» What you need to do
Scan the records below. List lines holding "JSON".

» Data lines

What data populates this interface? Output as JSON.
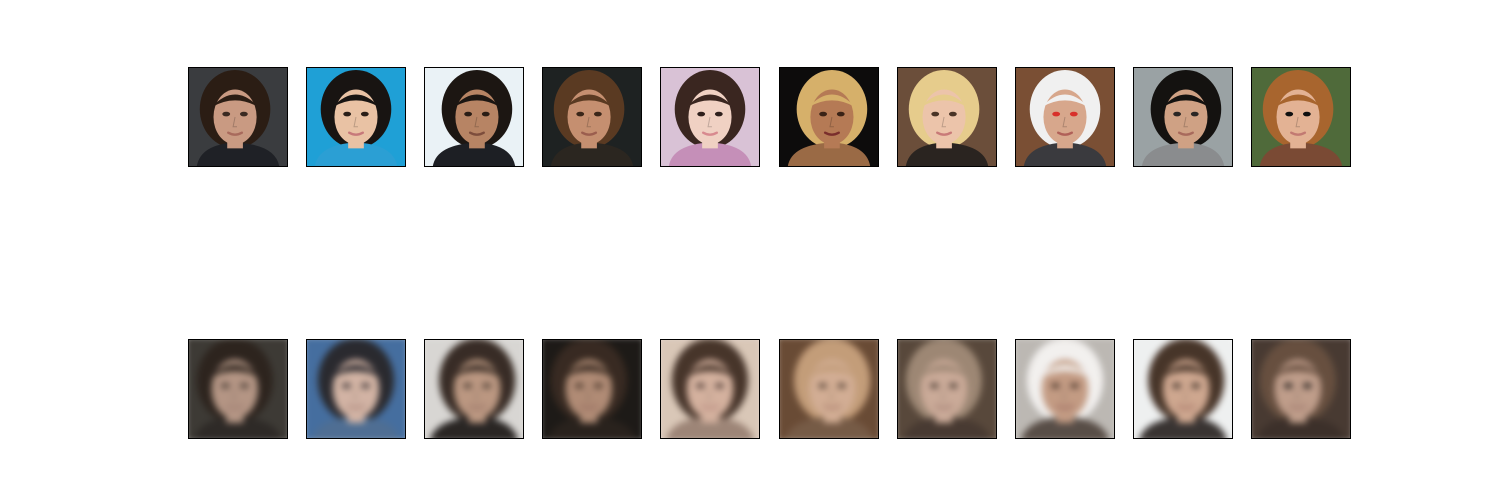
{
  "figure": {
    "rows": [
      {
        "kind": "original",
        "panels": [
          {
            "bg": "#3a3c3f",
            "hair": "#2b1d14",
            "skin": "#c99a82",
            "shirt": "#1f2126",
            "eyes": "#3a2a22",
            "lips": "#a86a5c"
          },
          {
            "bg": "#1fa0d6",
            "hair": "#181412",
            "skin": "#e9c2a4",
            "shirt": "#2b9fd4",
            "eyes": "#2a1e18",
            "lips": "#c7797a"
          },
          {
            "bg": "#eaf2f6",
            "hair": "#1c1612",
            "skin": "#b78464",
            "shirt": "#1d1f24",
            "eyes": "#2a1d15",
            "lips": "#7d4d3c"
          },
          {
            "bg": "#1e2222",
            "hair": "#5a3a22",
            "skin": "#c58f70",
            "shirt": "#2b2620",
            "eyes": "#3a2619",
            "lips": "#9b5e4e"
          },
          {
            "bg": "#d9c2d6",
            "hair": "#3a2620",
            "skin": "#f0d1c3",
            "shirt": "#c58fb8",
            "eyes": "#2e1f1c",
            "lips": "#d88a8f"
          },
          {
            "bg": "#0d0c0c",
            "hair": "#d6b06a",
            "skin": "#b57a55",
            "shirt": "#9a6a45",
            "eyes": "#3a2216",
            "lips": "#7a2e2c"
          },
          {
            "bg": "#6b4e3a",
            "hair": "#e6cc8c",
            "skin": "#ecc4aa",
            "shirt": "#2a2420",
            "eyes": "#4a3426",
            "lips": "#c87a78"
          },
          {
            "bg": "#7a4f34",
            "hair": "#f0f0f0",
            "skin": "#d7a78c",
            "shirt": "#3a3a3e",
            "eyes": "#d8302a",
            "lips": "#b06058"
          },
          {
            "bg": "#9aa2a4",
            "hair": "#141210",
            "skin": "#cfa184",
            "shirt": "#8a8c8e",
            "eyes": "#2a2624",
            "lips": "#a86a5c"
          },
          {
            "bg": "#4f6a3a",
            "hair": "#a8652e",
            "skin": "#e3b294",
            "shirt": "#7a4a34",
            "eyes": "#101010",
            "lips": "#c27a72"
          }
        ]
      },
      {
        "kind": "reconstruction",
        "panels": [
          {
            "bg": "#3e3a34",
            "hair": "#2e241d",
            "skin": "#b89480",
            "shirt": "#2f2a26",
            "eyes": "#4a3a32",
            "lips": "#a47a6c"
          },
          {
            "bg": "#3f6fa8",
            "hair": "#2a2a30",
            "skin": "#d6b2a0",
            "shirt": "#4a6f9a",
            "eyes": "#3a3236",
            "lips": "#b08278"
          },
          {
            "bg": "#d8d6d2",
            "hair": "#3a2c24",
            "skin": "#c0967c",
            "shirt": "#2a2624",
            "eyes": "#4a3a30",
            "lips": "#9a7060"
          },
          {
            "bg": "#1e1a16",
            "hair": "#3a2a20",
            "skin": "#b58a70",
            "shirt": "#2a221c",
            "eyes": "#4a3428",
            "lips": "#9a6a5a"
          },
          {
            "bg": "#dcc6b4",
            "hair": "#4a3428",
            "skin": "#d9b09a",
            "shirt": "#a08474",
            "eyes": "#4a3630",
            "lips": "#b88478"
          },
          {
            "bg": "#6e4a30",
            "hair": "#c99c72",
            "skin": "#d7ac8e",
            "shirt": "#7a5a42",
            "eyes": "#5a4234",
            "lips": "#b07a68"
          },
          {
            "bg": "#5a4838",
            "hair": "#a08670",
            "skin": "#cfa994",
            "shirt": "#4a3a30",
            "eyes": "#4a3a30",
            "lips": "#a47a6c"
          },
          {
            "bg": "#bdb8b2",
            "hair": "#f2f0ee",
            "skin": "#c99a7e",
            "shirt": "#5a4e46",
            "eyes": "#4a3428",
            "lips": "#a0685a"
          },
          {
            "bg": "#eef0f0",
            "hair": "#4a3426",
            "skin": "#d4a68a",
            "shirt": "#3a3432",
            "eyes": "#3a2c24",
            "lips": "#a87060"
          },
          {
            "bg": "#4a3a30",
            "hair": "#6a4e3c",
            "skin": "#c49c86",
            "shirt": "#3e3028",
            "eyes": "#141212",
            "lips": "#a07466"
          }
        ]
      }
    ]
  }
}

...

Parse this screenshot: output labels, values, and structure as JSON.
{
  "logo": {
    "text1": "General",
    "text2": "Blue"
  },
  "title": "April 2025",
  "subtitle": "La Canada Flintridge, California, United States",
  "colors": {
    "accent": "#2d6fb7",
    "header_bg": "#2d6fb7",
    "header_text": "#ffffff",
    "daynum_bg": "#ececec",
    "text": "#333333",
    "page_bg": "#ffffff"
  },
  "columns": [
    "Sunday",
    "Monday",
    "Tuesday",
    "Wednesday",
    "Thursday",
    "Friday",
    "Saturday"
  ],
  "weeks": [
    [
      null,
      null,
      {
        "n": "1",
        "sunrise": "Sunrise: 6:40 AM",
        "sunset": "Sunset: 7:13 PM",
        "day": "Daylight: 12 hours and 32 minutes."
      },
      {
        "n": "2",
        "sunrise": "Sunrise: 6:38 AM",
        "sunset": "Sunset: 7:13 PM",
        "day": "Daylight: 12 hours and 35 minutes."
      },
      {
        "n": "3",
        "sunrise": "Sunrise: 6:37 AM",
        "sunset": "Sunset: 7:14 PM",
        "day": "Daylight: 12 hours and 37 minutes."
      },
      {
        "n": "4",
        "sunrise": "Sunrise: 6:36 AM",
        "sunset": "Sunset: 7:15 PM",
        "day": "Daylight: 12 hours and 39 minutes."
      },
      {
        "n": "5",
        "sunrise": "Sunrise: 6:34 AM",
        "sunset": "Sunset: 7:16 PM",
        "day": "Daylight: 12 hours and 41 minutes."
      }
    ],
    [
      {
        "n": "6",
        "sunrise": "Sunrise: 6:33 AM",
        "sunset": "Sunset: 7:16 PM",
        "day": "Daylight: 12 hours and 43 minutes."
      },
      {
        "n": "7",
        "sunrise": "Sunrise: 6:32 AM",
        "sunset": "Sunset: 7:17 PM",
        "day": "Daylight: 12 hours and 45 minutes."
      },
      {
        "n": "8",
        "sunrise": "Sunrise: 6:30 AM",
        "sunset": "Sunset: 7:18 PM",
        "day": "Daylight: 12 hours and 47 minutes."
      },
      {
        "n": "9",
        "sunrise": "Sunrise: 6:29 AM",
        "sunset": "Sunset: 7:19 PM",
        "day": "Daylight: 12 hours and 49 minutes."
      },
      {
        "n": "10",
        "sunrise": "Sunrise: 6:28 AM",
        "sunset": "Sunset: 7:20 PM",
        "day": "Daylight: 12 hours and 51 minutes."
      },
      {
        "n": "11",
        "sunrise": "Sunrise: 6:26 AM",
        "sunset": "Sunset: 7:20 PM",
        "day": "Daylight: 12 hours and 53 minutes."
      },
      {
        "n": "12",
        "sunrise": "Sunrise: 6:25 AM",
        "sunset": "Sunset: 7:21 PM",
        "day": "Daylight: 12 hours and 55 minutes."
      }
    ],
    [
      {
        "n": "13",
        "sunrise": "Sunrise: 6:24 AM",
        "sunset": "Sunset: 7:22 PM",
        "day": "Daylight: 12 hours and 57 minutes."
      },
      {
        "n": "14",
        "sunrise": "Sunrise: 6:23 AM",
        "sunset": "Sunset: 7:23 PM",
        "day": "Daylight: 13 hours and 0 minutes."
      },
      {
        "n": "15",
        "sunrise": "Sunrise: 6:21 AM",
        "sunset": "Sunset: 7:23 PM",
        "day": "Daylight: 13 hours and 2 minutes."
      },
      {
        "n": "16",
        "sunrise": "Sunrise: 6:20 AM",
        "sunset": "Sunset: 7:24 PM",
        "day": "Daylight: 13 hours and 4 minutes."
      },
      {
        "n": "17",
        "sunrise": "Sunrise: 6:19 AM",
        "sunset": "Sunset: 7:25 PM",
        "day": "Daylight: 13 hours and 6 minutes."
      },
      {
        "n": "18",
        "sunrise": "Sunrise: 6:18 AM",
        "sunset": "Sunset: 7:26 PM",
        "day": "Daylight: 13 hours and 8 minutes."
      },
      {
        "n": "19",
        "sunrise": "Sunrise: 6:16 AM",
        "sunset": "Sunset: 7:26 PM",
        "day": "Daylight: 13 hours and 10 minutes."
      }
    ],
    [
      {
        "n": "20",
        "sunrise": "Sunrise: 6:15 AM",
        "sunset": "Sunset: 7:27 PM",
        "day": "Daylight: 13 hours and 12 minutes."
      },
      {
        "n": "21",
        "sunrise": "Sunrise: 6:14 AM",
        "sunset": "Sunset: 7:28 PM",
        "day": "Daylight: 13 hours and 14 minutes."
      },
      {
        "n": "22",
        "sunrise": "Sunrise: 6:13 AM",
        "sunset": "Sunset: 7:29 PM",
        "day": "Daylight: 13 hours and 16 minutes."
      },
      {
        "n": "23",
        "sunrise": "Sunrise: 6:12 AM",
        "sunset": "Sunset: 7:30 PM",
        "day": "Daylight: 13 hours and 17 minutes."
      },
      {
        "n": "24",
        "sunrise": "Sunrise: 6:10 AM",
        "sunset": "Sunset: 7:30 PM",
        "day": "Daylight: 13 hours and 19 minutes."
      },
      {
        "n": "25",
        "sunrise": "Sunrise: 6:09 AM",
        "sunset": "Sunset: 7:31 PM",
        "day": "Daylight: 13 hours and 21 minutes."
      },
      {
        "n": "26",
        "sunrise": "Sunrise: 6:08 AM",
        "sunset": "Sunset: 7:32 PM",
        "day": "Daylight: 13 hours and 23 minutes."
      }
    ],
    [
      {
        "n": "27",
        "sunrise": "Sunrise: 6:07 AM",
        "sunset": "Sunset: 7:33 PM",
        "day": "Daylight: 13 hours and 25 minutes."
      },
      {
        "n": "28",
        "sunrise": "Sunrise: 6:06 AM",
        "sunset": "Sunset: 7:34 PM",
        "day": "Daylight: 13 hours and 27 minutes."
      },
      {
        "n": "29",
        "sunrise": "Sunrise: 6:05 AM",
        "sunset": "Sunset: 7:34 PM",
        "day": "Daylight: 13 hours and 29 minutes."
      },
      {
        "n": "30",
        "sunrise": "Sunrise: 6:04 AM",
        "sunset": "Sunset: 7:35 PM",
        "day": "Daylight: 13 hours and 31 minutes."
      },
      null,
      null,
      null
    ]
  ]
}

» Result for this task
What data populates this interface? Output as JSON.
Parse this screenshot: output labels, values, and structure as JSON.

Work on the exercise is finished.